Il 2017 è riuscito a fare ancora peggio a causa di una stagione maligna fatta di siccità prolungate e gelate in aprile che hanno compromesso la fioritura delle acacie in molte zone e poi il proseguire della siccità, associata al forte caldo ha stremato le famiglie, facendo diminuire la produzione con i conseguenti aumenti di costi al dettaglio.
In tutto questo scenario si sono poi aggiunti gli incendi boschivi che oltre ai danni diretti hanno distrutto le fonti nettarifere delle essenze arboree e arbustive, come l’acacia stessa, ma anche il castagno, l’edera, l’erica e il corbezzolo che impigheranno anni per ricostituirsi.
Quasi azzerate quindi tutte le produzioni primaverili, con l’acacia che ha avuto una riduzione dell’80%; in Sardegna perdite consistenti per l’asfodelo e il cardo che ha avuto produzioni scarse anche in Sicilia; anche la sulla ha subito forti riduzioni al centro sud ed è stata praticamente azzerata in Toscana. Dati negativi anche per il castagno, ad eccezione della Val d’Aosta, e forti cali anche per i millefiori primaverili e soprattutto estivi in alcune zone del tutto azzerati.
Non solo. Anche la produzione di polline è calata del 30-40% e anche l’ultima fioritura della stagione, l’edera, sta già segnalando cali del 50%. Del 30% infine, sono i cali di produzione della pappa reale a causa della scarsa raccolta di polline e di riflesso, nella produzione di api regine.
Un quadro drammatico con ingenti perdite che mai potranno essere compensate (se non con aiuti esterni) e aumento dei costi dato che in moltissimi casi si è stati costretti ad alimentare artificialmente le api per scongiurarne la morte per fame e lo si sta facendo anche in inverno a causa della scarsità di nettare che ha bloccato lo sviluppo delle famiglie e impedito di accumulare scorte di miele sufficienti ad arrivare a primavera, senza dover ricorrere all’alimentazione artificiale.
Una catastrofe reale. Un grido di aiuto lanciato dagli apicoltori a cui stanno tentando di rispondere le istituzioni a livello locale e nazionale.
Le cause? Due su tutte: i cambiamenti climatici e l’abuso di pesticidi in agricoltura.
Se sul primo problema è difficile intervenire senza una volontà politica internazionale unitaria tanto si può fare per risolvere la seconda causa.

[Voci tratte da una raccolta]
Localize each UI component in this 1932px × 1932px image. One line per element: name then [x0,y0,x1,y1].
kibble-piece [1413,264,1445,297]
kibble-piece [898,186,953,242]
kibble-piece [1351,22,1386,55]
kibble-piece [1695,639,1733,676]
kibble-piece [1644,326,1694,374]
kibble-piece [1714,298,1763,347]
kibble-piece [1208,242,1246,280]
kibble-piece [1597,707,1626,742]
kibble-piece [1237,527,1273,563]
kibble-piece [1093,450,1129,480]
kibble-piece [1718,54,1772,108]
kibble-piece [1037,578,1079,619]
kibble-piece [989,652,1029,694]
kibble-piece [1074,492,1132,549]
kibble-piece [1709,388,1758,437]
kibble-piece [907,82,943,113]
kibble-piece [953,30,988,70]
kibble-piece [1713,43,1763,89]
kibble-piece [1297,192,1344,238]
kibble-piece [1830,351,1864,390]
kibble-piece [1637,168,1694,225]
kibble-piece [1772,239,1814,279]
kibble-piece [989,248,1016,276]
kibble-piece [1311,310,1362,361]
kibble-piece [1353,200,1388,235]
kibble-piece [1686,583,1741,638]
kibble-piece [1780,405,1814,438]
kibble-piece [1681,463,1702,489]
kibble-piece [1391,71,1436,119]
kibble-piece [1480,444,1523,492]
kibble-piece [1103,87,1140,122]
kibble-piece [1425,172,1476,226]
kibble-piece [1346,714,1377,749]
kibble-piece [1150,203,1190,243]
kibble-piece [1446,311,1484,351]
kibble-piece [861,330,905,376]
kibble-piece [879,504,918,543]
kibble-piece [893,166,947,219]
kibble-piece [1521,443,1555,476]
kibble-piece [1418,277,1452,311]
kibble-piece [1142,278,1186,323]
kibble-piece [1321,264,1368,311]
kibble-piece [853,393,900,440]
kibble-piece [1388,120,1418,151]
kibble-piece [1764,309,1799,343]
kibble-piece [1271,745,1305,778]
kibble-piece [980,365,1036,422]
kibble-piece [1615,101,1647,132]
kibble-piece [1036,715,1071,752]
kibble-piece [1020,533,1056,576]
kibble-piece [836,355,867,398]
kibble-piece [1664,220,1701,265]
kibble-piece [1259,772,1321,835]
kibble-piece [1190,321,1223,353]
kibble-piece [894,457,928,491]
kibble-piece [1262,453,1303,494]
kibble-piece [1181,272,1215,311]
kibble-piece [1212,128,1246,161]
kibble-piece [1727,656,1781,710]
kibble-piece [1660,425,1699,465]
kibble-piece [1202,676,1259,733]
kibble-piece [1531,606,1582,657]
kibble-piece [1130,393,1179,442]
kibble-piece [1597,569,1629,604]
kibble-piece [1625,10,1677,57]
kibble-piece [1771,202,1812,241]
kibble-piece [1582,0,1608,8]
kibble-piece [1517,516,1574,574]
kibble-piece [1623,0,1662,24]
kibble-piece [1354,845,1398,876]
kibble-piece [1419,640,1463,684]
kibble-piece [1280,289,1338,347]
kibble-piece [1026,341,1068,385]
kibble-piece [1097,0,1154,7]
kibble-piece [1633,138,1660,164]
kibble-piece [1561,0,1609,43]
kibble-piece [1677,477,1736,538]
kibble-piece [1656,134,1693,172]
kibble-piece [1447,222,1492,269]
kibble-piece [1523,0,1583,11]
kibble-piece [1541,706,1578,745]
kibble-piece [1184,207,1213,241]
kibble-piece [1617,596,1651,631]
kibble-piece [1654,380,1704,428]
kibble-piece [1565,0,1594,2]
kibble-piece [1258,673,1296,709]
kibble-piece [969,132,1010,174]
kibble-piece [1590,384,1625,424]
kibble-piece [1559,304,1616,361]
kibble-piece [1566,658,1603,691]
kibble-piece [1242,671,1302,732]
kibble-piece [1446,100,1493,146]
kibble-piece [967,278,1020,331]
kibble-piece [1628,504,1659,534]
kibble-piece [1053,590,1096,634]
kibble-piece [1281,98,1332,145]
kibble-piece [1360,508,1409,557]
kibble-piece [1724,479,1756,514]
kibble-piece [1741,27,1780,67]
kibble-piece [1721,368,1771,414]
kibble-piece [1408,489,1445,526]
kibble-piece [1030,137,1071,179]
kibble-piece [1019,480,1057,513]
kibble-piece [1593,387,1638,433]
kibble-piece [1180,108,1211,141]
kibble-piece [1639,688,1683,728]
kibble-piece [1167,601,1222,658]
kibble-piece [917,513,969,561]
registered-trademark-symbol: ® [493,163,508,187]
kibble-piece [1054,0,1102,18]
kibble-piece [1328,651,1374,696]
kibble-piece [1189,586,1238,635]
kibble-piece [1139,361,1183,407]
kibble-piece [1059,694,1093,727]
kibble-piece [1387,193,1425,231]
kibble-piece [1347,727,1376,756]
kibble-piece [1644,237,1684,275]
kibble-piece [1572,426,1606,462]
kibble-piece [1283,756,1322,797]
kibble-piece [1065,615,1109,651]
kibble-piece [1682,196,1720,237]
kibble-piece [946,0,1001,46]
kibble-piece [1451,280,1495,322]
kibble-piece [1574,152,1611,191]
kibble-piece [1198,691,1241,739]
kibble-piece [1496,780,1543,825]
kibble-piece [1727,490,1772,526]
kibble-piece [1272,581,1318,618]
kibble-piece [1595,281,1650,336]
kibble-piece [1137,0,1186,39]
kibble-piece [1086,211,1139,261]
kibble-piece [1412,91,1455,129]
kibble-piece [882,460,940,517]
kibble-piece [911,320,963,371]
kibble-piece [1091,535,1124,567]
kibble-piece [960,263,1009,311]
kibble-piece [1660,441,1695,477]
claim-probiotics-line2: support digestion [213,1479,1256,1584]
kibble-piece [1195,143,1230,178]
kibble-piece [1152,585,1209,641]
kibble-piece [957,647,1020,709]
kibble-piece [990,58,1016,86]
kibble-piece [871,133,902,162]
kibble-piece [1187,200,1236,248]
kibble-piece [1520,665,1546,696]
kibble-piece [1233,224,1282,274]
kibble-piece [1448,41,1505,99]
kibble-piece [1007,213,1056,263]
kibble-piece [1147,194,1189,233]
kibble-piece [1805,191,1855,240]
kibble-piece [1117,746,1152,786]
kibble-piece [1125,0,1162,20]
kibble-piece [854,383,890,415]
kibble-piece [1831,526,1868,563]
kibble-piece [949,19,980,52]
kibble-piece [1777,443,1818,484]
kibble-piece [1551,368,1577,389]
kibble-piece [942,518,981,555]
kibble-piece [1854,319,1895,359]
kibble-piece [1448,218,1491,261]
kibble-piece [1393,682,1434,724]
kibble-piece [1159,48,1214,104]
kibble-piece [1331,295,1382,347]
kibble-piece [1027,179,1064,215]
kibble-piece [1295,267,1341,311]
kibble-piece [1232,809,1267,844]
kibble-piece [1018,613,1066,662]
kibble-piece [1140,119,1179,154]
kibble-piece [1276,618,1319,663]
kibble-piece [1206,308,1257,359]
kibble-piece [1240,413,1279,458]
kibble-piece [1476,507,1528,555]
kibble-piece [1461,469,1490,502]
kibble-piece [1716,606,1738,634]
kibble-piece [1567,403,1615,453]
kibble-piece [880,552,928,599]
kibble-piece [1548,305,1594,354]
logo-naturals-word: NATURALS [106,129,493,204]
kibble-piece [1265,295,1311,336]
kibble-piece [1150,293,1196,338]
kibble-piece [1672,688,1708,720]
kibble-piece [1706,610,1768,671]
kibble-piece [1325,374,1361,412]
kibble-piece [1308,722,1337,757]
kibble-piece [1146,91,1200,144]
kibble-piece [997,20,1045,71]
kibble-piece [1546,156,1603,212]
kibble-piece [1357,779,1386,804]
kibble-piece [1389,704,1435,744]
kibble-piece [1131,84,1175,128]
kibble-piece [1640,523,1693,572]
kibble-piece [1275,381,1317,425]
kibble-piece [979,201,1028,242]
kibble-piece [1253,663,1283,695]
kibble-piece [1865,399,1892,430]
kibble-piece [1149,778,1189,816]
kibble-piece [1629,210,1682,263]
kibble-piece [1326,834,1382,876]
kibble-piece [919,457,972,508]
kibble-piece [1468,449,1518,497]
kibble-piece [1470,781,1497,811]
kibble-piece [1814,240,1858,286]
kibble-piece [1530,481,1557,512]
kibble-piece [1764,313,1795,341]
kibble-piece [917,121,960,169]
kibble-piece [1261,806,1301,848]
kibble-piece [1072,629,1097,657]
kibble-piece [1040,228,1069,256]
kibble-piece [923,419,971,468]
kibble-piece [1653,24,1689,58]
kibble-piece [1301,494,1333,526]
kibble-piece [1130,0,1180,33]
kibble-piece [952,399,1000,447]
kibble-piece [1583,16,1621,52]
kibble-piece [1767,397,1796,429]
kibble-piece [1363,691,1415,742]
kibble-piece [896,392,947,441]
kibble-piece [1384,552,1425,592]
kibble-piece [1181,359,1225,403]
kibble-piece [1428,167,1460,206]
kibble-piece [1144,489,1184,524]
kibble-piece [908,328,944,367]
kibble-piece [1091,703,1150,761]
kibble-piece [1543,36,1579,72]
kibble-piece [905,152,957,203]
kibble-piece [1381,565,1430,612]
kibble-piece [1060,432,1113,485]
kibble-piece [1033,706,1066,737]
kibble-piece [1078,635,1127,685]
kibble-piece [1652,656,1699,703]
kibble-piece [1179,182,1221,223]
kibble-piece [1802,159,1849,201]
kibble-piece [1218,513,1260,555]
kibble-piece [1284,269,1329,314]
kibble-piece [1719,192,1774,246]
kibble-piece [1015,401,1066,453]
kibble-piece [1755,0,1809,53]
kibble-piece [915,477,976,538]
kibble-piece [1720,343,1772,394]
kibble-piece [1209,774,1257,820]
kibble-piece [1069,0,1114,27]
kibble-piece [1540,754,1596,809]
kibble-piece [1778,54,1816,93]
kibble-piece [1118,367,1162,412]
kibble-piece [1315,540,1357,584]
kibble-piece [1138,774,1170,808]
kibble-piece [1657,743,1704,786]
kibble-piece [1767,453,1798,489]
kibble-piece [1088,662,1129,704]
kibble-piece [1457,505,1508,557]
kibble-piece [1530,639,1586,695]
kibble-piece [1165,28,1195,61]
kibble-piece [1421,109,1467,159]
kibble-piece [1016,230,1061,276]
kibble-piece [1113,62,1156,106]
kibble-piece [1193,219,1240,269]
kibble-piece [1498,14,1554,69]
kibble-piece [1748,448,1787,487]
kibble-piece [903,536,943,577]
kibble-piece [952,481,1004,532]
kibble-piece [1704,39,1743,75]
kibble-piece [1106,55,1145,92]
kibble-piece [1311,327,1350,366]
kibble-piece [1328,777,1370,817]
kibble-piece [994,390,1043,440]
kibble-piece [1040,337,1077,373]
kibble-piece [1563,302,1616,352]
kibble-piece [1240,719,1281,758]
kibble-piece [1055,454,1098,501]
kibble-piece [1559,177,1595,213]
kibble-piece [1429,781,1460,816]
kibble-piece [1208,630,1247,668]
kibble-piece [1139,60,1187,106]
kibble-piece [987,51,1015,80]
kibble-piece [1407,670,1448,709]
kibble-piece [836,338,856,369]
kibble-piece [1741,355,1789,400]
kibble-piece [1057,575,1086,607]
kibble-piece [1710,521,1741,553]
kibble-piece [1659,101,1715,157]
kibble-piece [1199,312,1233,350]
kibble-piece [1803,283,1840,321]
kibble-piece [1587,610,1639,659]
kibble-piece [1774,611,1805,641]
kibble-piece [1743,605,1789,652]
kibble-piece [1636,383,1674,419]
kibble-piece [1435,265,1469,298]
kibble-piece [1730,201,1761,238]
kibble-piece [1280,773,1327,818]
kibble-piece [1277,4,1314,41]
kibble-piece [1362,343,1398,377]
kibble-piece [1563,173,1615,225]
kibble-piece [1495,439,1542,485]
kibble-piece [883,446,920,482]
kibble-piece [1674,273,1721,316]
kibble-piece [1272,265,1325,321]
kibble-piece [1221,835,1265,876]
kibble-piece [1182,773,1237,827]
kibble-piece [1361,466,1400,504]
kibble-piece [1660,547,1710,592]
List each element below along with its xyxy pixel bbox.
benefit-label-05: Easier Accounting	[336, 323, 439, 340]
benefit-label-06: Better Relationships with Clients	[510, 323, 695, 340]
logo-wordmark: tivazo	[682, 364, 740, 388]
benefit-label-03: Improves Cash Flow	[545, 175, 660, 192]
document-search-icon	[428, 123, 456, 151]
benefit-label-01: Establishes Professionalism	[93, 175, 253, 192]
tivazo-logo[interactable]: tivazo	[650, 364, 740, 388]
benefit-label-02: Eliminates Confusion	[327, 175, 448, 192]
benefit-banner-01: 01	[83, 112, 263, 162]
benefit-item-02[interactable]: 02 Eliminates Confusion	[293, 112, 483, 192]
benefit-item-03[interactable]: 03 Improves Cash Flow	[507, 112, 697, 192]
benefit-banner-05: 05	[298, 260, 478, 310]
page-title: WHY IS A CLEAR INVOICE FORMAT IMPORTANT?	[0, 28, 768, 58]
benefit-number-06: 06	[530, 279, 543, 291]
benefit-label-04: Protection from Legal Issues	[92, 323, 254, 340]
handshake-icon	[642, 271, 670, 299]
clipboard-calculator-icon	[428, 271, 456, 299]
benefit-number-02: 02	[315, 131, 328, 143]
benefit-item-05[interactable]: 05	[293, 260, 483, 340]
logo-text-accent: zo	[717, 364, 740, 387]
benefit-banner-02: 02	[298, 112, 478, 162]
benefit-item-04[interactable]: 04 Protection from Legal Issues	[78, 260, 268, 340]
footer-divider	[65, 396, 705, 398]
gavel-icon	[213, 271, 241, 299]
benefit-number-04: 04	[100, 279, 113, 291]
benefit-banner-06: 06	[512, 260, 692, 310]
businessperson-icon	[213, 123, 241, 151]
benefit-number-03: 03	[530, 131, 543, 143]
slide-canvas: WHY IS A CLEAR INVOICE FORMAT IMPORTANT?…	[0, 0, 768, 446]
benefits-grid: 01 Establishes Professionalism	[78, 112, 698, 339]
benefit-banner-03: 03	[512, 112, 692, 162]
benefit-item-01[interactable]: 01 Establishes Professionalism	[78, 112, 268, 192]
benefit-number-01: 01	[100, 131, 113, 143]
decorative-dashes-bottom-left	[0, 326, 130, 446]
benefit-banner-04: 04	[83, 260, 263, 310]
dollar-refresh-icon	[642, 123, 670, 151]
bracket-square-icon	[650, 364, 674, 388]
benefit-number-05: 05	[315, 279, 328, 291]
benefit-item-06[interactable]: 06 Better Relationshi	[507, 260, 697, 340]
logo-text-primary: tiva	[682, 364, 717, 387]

● IL COMPITO
Rispondi alle domande seguenti basandoti sul brano.
(a) Di quale percentuale si è ridotta la produzione di acacia?
(b) Di quanto è calata la produzione di polline?
(c) Quali sono le due cause principali indicate?

● SOLUZIONE DELL'ESERCIZIO
(a) Dell'80%.
(b) Del 30-40%.
(c) I cambiamenti climatici e l'abuso di pesticidi in agricoltura.